INSTRUCTIONS TO FOLLOW. Using the nuclear winter passage below, mark each statement yes or no and quote the words that decide it. (a) The Los Alamos group simulated India and Pakistan setting off 100 Hiroshima-sized bombs. (b) The Los Alamos team's calculations produced a nuclear winter. (c) Robock and his colleagues say the Los Alamos team simulated the burning of a densely populated city.

:: PROVIDED PASSAGE ::

Comparisons with giant wildfires could also help in resolving a controversy about the scale of the potential impacts. A team at Los Alamos National Laboratory in New Mexico argues that Robock’s group has overestimated how much soot burning cities would produce and how high the smoke would go8.

The Los Alamos group used its own models to simulate the climate impact of India and Pakistan setting off 100 Hiroshima-sized bombs. The scientists found that much less smoke would get into the upper atmosphere than Toon and Robock reported. With less soot to darken the skies, the Los Alamos team calculated a much milder change to the climate — and no nuclear winter.

The difference between the groups boils down to how they simulate the amount of fuel a firestorm consumes and how that fuel is converted into smoke. “After a nuclear weapon goes off, things are extremely complex,” says Jon Reisner, a physicist who leads the Los Alamos team. “We have the ability to model the source and we also understand the combustion process. I think we have a better feel about how much soot can potentially get produced.” Reisner is now also studying the Canadian wildfires, to see how well his models reproduce how much smoke gets into the atmosphere from an incinerating forest.

Robock and his colleagues have fired back in tit-for-tat journal responses9. Among other things, they say the Los Alamos team simulated burning of greener spaces rather than a densely populated city.

Dark seas

While that debate rages, Robock’s group has published results showing a wide variety of impacts from nuclear blasts.

:::
:: DATA ::

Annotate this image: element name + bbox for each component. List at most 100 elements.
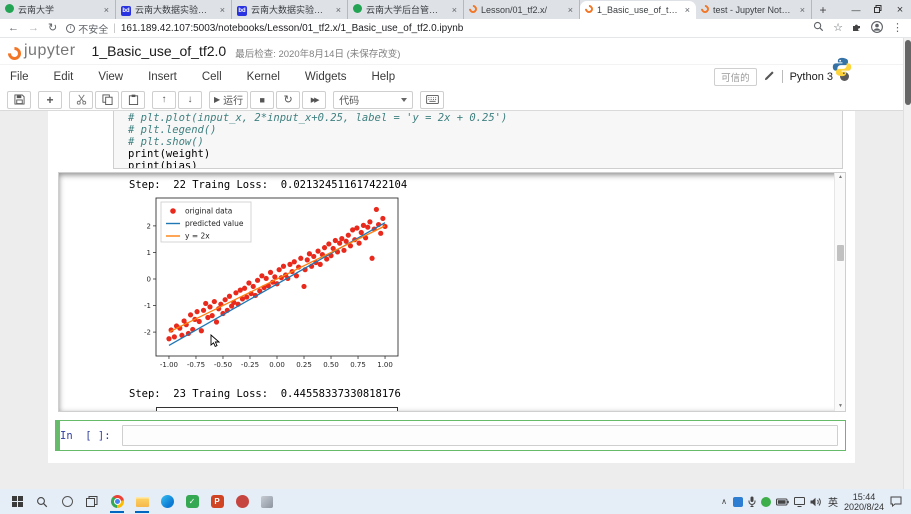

:::

OUTPUT FOR THIS EXERCISE.
(a) Yes: "simulate the climate impact of India and Pakistan setting off 100 Hiroshima-sized bombs"
(b) No: "a much milder change to the climate — and no nuclear winter"
(c) No: "simulated burning of greener spaces rather than a densely populated city"